What to do: Gather every line from the entries below that contains the string "Metal", copying each one in full.

Data records:
-- START --

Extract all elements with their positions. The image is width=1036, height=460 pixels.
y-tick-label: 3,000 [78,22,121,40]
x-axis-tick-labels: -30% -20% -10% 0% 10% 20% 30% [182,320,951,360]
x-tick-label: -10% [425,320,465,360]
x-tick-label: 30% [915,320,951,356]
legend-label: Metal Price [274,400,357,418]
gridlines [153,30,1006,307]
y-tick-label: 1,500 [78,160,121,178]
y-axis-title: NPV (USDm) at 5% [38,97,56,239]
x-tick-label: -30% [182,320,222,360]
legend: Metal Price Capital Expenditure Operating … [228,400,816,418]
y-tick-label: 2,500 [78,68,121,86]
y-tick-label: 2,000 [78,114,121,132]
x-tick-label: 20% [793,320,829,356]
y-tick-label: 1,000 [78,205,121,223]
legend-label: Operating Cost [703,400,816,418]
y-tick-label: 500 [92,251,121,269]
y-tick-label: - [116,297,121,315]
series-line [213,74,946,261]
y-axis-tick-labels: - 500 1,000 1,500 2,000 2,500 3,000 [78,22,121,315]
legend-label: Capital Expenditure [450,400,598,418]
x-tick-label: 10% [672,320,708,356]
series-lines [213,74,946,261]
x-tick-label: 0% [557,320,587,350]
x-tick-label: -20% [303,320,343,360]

-- END --

Result of the exercise:
legend-label: Metal Price [274,400,357,418]
legend: Metal Price Capital Expenditure Operating … [228,400,816,418]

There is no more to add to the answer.